— START EXTRACTED INFORMATION —
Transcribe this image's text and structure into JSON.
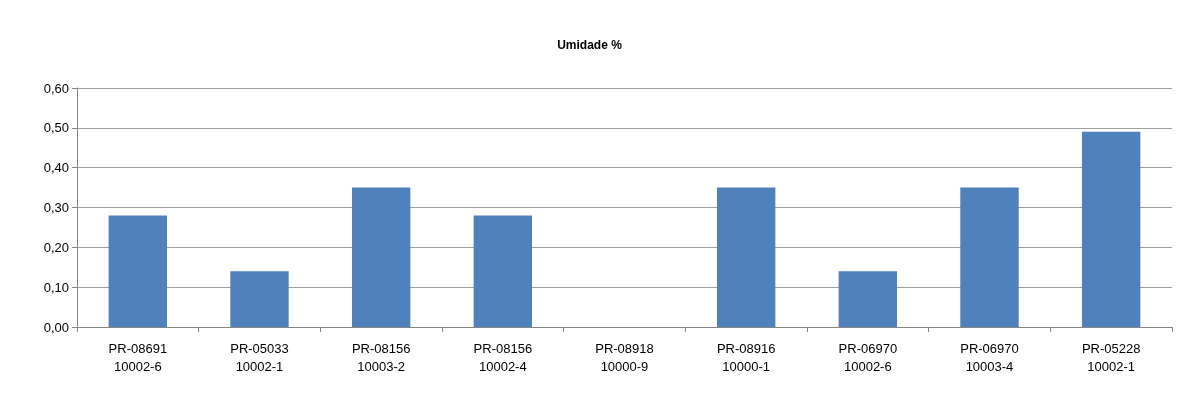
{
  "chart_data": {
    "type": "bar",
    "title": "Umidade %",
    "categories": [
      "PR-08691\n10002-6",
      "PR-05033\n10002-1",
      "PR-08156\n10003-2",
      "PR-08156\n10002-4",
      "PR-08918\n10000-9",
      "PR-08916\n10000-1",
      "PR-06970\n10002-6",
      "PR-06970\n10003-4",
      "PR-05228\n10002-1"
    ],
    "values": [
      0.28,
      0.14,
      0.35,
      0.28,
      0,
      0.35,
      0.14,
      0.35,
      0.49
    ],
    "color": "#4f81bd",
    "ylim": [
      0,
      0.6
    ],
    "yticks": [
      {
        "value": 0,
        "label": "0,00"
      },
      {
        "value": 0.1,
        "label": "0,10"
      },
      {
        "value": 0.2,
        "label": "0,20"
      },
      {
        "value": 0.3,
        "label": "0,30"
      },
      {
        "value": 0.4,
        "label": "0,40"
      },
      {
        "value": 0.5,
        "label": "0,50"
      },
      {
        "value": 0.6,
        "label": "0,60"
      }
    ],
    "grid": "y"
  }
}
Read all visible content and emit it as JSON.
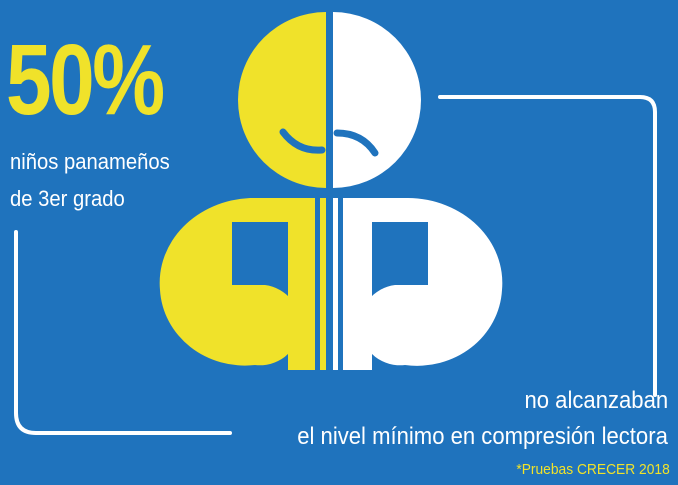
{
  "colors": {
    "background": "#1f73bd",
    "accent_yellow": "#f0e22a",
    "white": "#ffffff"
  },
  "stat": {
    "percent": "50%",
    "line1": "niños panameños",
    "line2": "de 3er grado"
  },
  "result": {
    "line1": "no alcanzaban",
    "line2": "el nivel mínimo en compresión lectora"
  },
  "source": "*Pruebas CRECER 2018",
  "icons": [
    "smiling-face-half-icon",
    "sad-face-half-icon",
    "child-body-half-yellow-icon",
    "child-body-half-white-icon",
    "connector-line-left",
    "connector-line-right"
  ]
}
— END EXTRACTED INFORMATION —
__OBJECTIVE__. Go over the records above and tally each line that includes "connector". Give the total by itself.

__FINAL RESULT__. 2